** Start of The records **
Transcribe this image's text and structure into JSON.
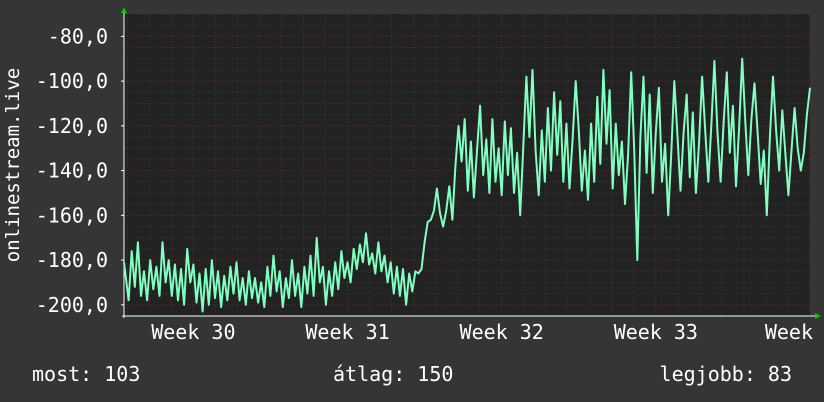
{
  "colors": {
    "background": "#353535",
    "plot_background": "#222222",
    "grid_major": "#6b2a2a",
    "grid_minor": "#3a3a3a",
    "line": "#80ffc0",
    "text": "#ffffff",
    "arrow": "#00cc00"
  },
  "stats": {
    "now_label": "most:",
    "now_value": "103",
    "avg_label": "átlag:",
    "avg_value": "150",
    "max_label": "legjobb:",
    "max_value": "83"
  },
  "chart_data": {
    "type": "line",
    "title": "",
    "ylabel": "onlinestream.live",
    "xlabel": "",
    "ylim": [
      -205,
      -70
    ],
    "yticks": [
      -200,
      -180,
      -160,
      -140,
      -120,
      -100,
      -80
    ],
    "ytick_labels": [
      "-200,0",
      "-180,0",
      "-160,0",
      "-140,0",
      "-120,0",
      "-100,0",
      "-80,0"
    ],
    "xlim": [
      0,
      4.45
    ],
    "xticks": [
      0.45,
      1.45,
      2.45,
      3.45,
      4.45
    ],
    "xtick_labels": [
      "Week 30",
      "Week 31",
      "Week 32",
      "Week 33",
      "Week"
    ],
    "grid": true,
    "series": [
      {
        "values": [
          [
            0.0,
            -181
          ],
          [
            0.03,
            -198
          ],
          [
            0.05,
            -176
          ],
          [
            0.07,
            -192
          ],
          [
            0.09,
            -172
          ],
          [
            0.11,
            -196
          ],
          [
            0.13,
            -185
          ],
          [
            0.15,
            -198
          ],
          [
            0.17,
            -180
          ],
          [
            0.19,
            -193
          ],
          [
            0.21,
            -183
          ],
          [
            0.23,
            -196
          ],
          [
            0.25,
            -172
          ],
          [
            0.27,
            -190
          ],
          [
            0.29,
            -180
          ],
          [
            0.31,
            -196
          ],
          [
            0.33,
            -182
          ],
          [
            0.35,
            -198
          ],
          [
            0.37,
            -184
          ],
          [
            0.39,
            -200
          ],
          [
            0.41,
            -175
          ],
          [
            0.43,
            -190
          ],
          [
            0.45,
            -182
          ],
          [
            0.47,
            -199
          ],
          [
            0.49,
            -186
          ],
          [
            0.51,
            -203
          ],
          [
            0.53,
            -184
          ],
          [
            0.55,
            -200
          ],
          [
            0.57,
            -180
          ],
          [
            0.59,
            -197
          ],
          [
            0.61,
            -185
          ],
          [
            0.63,
            -201
          ],
          [
            0.65,
            -187
          ],
          [
            0.67,
            -198
          ],
          [
            0.69,
            -183
          ],
          [
            0.71,
            -195
          ],
          [
            0.73,
            -181
          ],
          [
            0.75,
            -198
          ],
          [
            0.77,
            -188
          ],
          [
            0.79,
            -200
          ],
          [
            0.81,
            -185
          ],
          [
            0.83,
            -197
          ],
          [
            0.85,
            -188
          ],
          [
            0.87,
            -199
          ],
          [
            0.89,
            -190
          ],
          [
            0.91,
            -201
          ],
          [
            0.93,
            -183
          ],
          [
            0.95,
            -196
          ],
          [
            0.97,
            -178
          ],
          [
            0.99,
            -194
          ],
          [
            1.01,
            -185
          ],
          [
            1.03,
            -201
          ],
          [
            1.05,
            -188
          ],
          [
            1.07,
            -197
          ],
          [
            1.09,
            -180
          ],
          [
            1.11,
            -196
          ],
          [
            1.13,
            -186
          ],
          [
            1.15,
            -201
          ],
          [
            1.17,
            -183
          ],
          [
            1.19,
            -195
          ],
          [
            1.21,
            -178
          ],
          [
            1.23,
            -196
          ],
          [
            1.25,
            -170
          ],
          [
            1.27,
            -190
          ],
          [
            1.29,
            -183
          ],
          [
            1.31,
            -200
          ],
          [
            1.33,
            -185
          ],
          [
            1.35,
            -196
          ],
          [
            1.37,
            -181
          ],
          [
            1.39,
            -193
          ],
          [
            1.41,
            -176
          ],
          [
            1.43,
            -188
          ],
          [
            1.45,
            -181
          ],
          [
            1.47,
            -190
          ],
          [
            1.49,
            -175
          ],
          [
            1.51,
            -184
          ],
          [
            1.53,
            -173
          ],
          [
            1.55,
            -181
          ],
          [
            1.57,
            -168
          ],
          [
            1.59,
            -182
          ],
          [
            1.61,
            -177
          ],
          [
            1.63,
            -186
          ],
          [
            1.65,
            -172
          ],
          [
            1.67,
            -185
          ],
          [
            1.69,
            -178
          ],
          [
            1.71,
            -190
          ],
          [
            1.73,
            -181
          ],
          [
            1.75,
            -195
          ],
          [
            1.77,
            -183
          ],
          [
            1.79,
            -196
          ],
          [
            1.81,
            -184
          ],
          [
            1.83,
            -200
          ],
          [
            1.85,
            -186
          ],
          [
            1.87,
            -194
          ],
          [
            1.89,
            -185
          ],
          [
            1.91,
            -186
          ],
          [
            1.93,
            -184
          ],
          [
            1.95,
            -172
          ],
          [
            1.97,
            -163
          ],
          [
            1.99,
            -162
          ],
          [
            2.01,
            -158
          ],
          [
            2.03,
            -148
          ],
          [
            2.05,
            -159
          ],
          [
            2.07,
            -165
          ],
          [
            2.09,
            -158
          ],
          [
            2.11,
            -147
          ],
          [
            2.13,
            -162
          ],
          [
            2.15,
            -138
          ],
          [
            2.17,
            -120
          ],
          [
            2.19,
            -136
          ],
          [
            2.21,
            -117
          ],
          [
            2.23,
            -149
          ],
          [
            2.25,
            -127
          ],
          [
            2.27,
            -152
          ],
          [
            2.29,
            -131
          ],
          [
            2.31,
            -111
          ],
          [
            2.33,
            -142
          ],
          [
            2.35,
            -126
          ],
          [
            2.37,
            -150
          ],
          [
            2.39,
            -117
          ],
          [
            2.41,
            -145
          ],
          [
            2.43,
            -130
          ],
          [
            2.45,
            -151
          ],
          [
            2.47,
            -118
          ],
          [
            2.49,
            -142
          ],
          [
            2.51,
            -121
          ],
          [
            2.53,
            -150
          ],
          [
            2.55,
            -132
          ],
          [
            2.57,
            -160
          ],
          [
            2.59,
            -129
          ],
          [
            2.61,
            -98
          ],
          [
            2.63,
            -125
          ],
          [
            2.65,
            -95
          ],
          [
            2.67,
            -131
          ],
          [
            2.69,
            -151
          ],
          [
            2.71,
            -122
          ],
          [
            2.73,
            -145
          ],
          [
            2.75,
            -112
          ],
          [
            2.77,
            -140
          ],
          [
            2.79,
            -105
          ],
          [
            2.81,
            -133
          ],
          [
            2.83,
            -109
          ],
          [
            2.85,
            -145
          ],
          [
            2.87,
            -119
          ],
          [
            2.89,
            -148
          ],
          [
            2.91,
            -126
          ],
          [
            2.93,
            -100
          ],
          [
            2.95,
            -122
          ],
          [
            2.97,
            -149
          ],
          [
            2.99,
            -131
          ],
          [
            3.01,
            -153
          ],
          [
            3.03,
            -119
          ],
          [
            3.05,
            -145
          ],
          [
            3.07,
            -107
          ],
          [
            3.09,
            -137
          ],
          [
            3.11,
            -95
          ],
          [
            3.13,
            -128
          ],
          [
            3.15,
            -104
          ],
          [
            3.17,
            -148
          ],
          [
            3.19,
            -119
          ],
          [
            3.21,
            -142
          ],
          [
            3.23,
            -127
          ],
          [
            3.25,
            -155
          ],
          [
            3.27,
            -133
          ],
          [
            3.29,
            -96
          ],
          [
            3.31,
            -132
          ],
          [
            3.33,
            -180
          ],
          [
            3.35,
            -125
          ],
          [
            3.37,
            -98
          ],
          [
            3.39,
            -141
          ],
          [
            3.41,
            -106
          ],
          [
            3.43,
            -150
          ],
          [
            3.45,
            -123
          ],
          [
            3.47,
            -103
          ],
          [
            3.49,
            -145
          ],
          [
            3.51,
            -128
          ],
          [
            3.53,
            -160
          ],
          [
            3.55,
            -132
          ],
          [
            3.57,
            -100
          ],
          [
            3.59,
            -124
          ],
          [
            3.61,
            -149
          ],
          [
            3.63,
            -123
          ],
          [
            3.65,
            -106
          ],
          [
            3.67,
            -143
          ],
          [
            3.69,
            -114
          ],
          [
            3.71,
            -150
          ],
          [
            3.73,
            -128
          ],
          [
            3.75,
            -98
          ],
          [
            3.77,
            -122
          ],
          [
            3.79,
            -145
          ],
          [
            3.81,
            -120
          ],
          [
            3.83,
            -91
          ],
          [
            3.85,
            -123
          ],
          [
            3.87,
            -145
          ],
          [
            3.89,
            -118
          ],
          [
            3.91,
            -96
          ],
          [
            3.93,
            -132
          ],
          [
            3.95,
            -111
          ],
          [
            3.97,
            -147
          ],
          [
            3.99,
            -121
          ],
          [
            4.01,
            -90
          ],
          [
            4.03,
            -118
          ],
          [
            4.05,
            -142
          ],
          [
            4.07,
            -117
          ],
          [
            4.09,
            -101
          ],
          [
            4.11,
            -123
          ],
          [
            4.13,
            -146
          ],
          [
            4.15,
            -131
          ],
          [
            4.17,
            -160
          ],
          [
            4.19,
            -125
          ],
          [
            4.21,
            -98
          ],
          [
            4.23,
            -122
          ],
          [
            4.25,
            -140
          ],
          [
            4.27,
            -113
          ],
          [
            4.29,
            -132
          ],
          [
            4.31,
            -151
          ],
          [
            4.33,
            -131
          ],
          [
            4.35,
            -112
          ],
          [
            4.37,
            -130
          ],
          [
            4.39,
            -140
          ],
          [
            4.41,
            -132
          ],
          [
            4.43,
            -115
          ],
          [
            4.45,
            -103
          ]
        ]
      }
    ]
  }
}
** End of The records **
Requirements:
From the listing above, return each line with the word "text".

Correct response:
Transcribe this image's text and structure into JSON.
    "text": "#ffffff",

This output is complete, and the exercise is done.